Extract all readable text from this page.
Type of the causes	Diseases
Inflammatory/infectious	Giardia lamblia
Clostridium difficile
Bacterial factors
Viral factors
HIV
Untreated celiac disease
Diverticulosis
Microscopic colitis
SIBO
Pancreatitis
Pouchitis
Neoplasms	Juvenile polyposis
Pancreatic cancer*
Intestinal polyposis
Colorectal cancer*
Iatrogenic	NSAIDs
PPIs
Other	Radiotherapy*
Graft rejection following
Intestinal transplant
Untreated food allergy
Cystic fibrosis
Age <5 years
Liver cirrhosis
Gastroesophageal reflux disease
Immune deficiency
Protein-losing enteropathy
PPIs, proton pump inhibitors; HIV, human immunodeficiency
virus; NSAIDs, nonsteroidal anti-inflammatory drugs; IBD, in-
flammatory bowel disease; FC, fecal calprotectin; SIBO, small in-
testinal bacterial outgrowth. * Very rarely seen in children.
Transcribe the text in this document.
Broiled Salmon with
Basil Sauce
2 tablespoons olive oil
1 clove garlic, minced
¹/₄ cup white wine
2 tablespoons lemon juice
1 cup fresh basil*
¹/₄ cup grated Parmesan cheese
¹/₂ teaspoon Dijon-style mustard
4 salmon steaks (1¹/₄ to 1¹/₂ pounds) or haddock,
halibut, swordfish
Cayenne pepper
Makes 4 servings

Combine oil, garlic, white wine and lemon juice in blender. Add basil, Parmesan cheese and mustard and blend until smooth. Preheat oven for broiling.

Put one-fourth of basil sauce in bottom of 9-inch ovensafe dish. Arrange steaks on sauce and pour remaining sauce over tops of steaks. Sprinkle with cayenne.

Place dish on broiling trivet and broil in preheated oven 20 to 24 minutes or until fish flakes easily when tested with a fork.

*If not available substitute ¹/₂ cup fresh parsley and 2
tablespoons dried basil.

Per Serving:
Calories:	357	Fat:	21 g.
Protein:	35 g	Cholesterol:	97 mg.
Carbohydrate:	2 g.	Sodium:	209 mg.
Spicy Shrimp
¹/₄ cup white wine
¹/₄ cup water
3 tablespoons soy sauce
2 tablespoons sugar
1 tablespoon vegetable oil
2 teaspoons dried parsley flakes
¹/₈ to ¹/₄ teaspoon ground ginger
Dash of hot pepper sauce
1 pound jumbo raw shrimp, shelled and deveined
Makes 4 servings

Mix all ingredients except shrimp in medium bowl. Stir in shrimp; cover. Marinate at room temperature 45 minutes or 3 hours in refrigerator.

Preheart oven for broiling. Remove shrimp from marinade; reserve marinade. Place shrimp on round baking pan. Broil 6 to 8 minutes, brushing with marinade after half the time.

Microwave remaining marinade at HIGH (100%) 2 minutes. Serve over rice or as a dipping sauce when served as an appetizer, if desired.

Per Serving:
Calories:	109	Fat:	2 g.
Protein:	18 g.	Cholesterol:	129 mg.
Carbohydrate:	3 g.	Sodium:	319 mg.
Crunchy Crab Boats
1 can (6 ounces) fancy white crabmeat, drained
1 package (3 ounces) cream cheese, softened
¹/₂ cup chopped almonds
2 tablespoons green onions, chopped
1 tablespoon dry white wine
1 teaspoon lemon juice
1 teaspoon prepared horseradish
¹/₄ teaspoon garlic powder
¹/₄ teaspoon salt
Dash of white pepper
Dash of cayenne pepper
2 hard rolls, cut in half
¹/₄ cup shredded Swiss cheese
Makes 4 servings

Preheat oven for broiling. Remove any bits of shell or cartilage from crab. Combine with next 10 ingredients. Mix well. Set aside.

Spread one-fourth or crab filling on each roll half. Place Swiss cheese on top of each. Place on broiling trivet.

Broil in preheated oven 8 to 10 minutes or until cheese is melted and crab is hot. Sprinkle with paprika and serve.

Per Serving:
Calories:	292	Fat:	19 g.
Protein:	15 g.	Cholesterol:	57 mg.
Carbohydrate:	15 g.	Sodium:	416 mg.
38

◆ **EXERCISE**:
Repeat the material in full. Nothing may differ.

◆ **ANSWER SECTION**:
Extract all readable text from this page.
Type of the causes	Diseases
Inflammatory/infectious	Giardia lamblia
Clostridium difficile
Bacterial factors
Viral factors
HIV
Untreated celiac disease
Diverticulosis
Microscopic colitis
SIBO
Pancreatitis
Pouchitis
Neoplasms	Juvenile polyposis
Pancreatic cancer*
Intestinal polyposis
Colorectal cancer*
Iatrogenic	NSAIDs
PPIs
Other	Radiotherapy*
Graft rejection following
Intestinal transplant
Untreated food allergy
Cystic fibrosis
Age <5 years
Liver cirrhosis
Gastroesophageal reflux disease
Immune deficiency
Protein-losing enteropathy
PPIs, proton pump inhibitors; HIV, human immunodeficiency
virus; NSAIDs, nonsteroidal anti-inflammatory drugs; IBD, in-
flammatory bowel disease; FC, fecal calprotectin; SIBO, small in-
testinal bacterial outgrowth. * Very rarely seen in children.
Transcribe the text in this document.
Broiled Salmon with
Basil Sauce
2 tablespoons olive oil
1 clove garlic, minced
¹/₄ cup white wine
2 tablespoons lemon juice
1 cup fresh basil*
¹/₄ cup grated Parmesan cheese
¹/₂ teaspoon Dijon-style mustard
4 salmon steaks (1¹/₄ to 1¹/₂ pounds) or haddock,
halibut, swordfish
Cayenne pepper
Makes 4 servings

Combine oil, garlic, white wine and lemon juice in blender. Add basil, Parmesan cheese and mustard and blend until smooth. Preheat oven for broiling.

Put one-fourth of basil sauce in bottom of 9-inch ovensafe dish. Arrange steaks on sauce and pour remaining sauce over tops of steaks. Sprinkle with cayenne.

Place dish on broiling trivet and broil in preheated oven 20 to 24 minutes or until fish flakes easily when tested with a fork.

*If not available substitute ¹/₂ cup fresh parsley and 2
tablespoons dried basil.

Per Serving:
Calories:	357	Fat:	21 g.
Protein:	35 g	Cholesterol:	97 mg.
Carbohydrate:	2 g.	Sodium:	209 mg.
Spicy Shrimp
¹/₄ cup white wine
¹/₄ cup water
3 tablespoons soy sauce
2 tablespoons sugar
1 tablespoon vegetable oil
2 teaspoons dried parsley flakes
¹/₈ to ¹/₄ teaspoon ground ginger
Dash of hot pepper sauce
1 pound jumbo raw shrimp, shelled and deveined
Makes 4 servings

Mix all ingredients except shrimp in medium bowl. Stir in shrimp; cover. Marinate at room temperature 45 minutes or 3 hours in refrigerator.

Preheart oven for broiling. Remove shrimp from marinade; reserve marinade. Place shrimp on round baking pan. Broil 6 to 8 minutes, brushing with marinade after half the time.

Microwave remaining marinade at HIGH (100%) 2 minutes. Serve over rice or as a dipping sauce when served as an appetizer, if desired.

Per Serving:
Calories:	109	Fat:	2 g.
Protein:	18 g.	Cholesterol:	129 mg.
Carbohydrate:	3 g.	Sodium:	319 mg.
Crunchy Crab Boats
1 can (6 ounces) fancy white crabmeat, drained
1 package (3 ounces) cream cheese, softened
¹/₂ cup chopped almonds
2 tablespoons green onions, chopped
1 tablespoon dry white wine
1 teaspoon lemon juice
1 teaspoon prepared horseradish
¹/₄ teaspoon garlic powder
¹/₄ teaspoon salt
Dash of white pepper
Dash of cayenne pepper
2 hard rolls, cut in half
¹/₄ cup shredded Swiss cheese
Makes 4 servings

Preheat oven for broiling. Remove any bits of shell or cartilage from crab. Combine with next 10 ingredients. Mix well. Set aside.

Spread one-fourth or crab filling on each roll half. Place Swiss cheese on top of each. Place on broiling trivet.

Broil in preheated oven 8 to 10 minutes or until cheese is melted and crab is hot. Sprinkle with paprika and serve.

Per Serving:
Calories:	292	Fat:	19 g.
Protein:	15 g.	Cholesterol:	57 mg.
Carbohydrate:	15 g.	Sodium:	416 mg.
38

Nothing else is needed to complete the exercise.